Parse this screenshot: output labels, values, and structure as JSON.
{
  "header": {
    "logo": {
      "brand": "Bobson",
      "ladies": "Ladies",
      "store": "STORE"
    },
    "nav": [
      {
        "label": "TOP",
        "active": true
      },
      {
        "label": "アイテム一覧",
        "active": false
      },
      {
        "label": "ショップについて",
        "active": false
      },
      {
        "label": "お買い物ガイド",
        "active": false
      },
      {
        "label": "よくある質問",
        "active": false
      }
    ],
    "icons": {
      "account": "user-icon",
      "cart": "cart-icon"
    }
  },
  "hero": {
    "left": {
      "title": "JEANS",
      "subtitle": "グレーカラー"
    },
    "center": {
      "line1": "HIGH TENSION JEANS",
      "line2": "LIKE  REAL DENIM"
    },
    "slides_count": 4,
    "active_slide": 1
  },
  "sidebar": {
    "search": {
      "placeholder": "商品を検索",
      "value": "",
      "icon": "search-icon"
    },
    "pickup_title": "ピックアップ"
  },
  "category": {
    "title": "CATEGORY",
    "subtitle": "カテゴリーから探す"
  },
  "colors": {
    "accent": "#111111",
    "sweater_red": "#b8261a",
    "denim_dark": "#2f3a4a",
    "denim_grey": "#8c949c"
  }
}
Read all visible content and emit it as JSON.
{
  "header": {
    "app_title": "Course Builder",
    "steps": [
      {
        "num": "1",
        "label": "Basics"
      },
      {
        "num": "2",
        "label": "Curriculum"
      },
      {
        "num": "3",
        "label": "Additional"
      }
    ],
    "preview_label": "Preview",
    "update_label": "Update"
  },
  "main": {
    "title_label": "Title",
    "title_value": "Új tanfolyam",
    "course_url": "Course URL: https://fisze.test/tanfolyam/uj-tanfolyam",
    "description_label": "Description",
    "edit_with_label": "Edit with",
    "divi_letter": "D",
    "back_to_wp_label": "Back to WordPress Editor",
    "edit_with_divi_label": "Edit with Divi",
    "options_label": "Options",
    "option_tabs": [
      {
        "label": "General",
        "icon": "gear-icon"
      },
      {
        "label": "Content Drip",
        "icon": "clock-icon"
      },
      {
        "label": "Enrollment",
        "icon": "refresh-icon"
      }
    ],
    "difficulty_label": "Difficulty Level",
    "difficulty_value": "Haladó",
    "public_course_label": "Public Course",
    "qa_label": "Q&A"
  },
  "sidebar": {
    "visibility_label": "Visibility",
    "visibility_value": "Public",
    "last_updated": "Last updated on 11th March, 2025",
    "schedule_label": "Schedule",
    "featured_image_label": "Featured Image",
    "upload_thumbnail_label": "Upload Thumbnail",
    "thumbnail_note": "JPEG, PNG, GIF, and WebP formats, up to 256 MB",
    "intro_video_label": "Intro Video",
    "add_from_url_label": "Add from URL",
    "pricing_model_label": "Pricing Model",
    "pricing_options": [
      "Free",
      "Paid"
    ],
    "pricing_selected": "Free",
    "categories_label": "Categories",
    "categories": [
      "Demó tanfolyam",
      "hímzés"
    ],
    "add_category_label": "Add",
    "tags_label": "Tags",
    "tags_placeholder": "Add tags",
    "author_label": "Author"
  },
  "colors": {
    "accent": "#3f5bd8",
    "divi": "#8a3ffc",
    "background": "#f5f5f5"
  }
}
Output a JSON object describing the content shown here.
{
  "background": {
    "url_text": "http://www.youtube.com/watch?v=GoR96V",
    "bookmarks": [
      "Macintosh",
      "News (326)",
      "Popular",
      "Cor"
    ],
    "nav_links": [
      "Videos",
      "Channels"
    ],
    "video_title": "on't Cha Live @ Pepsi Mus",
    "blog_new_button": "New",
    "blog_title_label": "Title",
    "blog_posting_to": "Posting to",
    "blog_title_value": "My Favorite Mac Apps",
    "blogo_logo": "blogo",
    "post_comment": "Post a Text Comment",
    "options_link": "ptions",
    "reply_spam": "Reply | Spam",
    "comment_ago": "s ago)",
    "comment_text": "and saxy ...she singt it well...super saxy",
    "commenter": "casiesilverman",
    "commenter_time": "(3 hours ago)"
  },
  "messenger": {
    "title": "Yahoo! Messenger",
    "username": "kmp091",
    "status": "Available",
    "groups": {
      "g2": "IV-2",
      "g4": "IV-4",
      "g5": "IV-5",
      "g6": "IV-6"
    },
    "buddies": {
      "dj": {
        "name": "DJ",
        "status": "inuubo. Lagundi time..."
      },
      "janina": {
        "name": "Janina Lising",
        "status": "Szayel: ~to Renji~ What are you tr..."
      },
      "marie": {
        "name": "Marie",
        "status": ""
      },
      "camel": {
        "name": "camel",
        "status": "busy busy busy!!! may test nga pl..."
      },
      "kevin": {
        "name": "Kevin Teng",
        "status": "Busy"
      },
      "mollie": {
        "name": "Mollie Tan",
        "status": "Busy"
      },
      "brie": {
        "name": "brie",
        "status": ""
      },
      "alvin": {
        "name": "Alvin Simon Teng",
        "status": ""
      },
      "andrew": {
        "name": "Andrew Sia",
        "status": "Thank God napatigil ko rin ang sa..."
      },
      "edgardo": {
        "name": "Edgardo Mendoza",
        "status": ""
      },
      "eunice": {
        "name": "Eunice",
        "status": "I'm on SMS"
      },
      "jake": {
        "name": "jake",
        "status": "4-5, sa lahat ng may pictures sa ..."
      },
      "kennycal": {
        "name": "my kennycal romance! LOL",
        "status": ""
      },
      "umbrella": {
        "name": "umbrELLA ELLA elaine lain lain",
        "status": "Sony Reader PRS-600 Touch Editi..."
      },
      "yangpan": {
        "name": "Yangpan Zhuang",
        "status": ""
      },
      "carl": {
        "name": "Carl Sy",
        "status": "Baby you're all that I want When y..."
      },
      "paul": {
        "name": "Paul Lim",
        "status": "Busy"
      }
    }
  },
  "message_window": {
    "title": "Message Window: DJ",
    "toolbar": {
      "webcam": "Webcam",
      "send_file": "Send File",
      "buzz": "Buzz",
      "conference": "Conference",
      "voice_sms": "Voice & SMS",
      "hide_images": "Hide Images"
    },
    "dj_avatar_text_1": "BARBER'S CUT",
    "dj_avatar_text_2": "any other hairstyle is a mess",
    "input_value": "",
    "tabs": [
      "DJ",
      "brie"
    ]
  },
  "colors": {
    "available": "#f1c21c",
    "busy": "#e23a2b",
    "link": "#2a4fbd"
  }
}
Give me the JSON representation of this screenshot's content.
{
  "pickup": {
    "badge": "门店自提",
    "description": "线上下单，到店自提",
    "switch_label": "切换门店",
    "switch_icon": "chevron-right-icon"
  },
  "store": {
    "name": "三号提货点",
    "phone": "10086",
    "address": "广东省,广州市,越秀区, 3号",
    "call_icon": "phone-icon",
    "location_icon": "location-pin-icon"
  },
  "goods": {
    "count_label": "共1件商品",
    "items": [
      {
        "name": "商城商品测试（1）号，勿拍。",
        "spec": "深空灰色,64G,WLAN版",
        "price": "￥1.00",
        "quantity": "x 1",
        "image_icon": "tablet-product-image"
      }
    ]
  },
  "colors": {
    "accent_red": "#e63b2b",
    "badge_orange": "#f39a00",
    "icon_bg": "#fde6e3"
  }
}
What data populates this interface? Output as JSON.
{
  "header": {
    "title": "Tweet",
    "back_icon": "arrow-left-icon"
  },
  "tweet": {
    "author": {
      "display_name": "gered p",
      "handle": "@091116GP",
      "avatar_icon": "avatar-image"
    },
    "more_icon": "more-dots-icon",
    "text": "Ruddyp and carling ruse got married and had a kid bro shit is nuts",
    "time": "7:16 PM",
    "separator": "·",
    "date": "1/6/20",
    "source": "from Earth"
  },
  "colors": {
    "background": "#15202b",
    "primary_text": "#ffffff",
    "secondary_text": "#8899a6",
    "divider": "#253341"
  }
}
- - - - - - -
*WHAT THE TASK REQUIRES:*
Begin with the line that contains "Give me the" and set down each line exactly until the records above end, including the final line.

*OUTPUT:*
Give me the JSON representation of this screenshot's content.
{
  "pickup": {
    "badge": "门店自提",
    "description": "线上下单，到店自提",
    "switch_label": "切换门店",
    "switch_icon": "chevron-right-icon"
  },
  "store": {
    "name": "三号提货点",
    "phone": "10086",
    "address": "广东省,广州市,越秀区, 3号",
    "call_icon": "phone-icon",
    "location_icon": "location-pin-icon"
  },
  "goods": {
    "count_label": "共1件商品",
    "items": [
      {
        "name": "商城商品测试（1）号，勿拍。",
        "spec": "深空灰色,64G,WLAN版",
        "price": "￥1.00",
        "quantity": "x 1",
        "image_icon": "tablet-product-image"
      }
    ]
  },
  "colors": {
    "accent_red": "#e63b2b",
    "badge_orange": "#f39a00",
    "icon_bg": "#fde6e3"
  }
}
What data populates this interface? Output as JSON.
{
  "header": {
    "title": "Tweet",
    "back_icon": "arrow-left-icon"
  },
  "tweet": {
    "author": {
      "display_name": "gered p",
      "handle": "@091116GP",
      "avatar_icon": "avatar-image"
    },
    "more_icon": "more-dots-icon",
    "text": "Ruddyp and carling ruse got married and had a kid bro shit is nuts",
    "time": "7:16 PM",
    "separator": "·",
    "date": "1/6/20",
    "source": "from Earth"
  },
  "colors": {
    "background": "#15202b",
    "primary_text": "#ffffff",
    "secondary_text": "#8899a6",
    "divider": "#253341"
  }
}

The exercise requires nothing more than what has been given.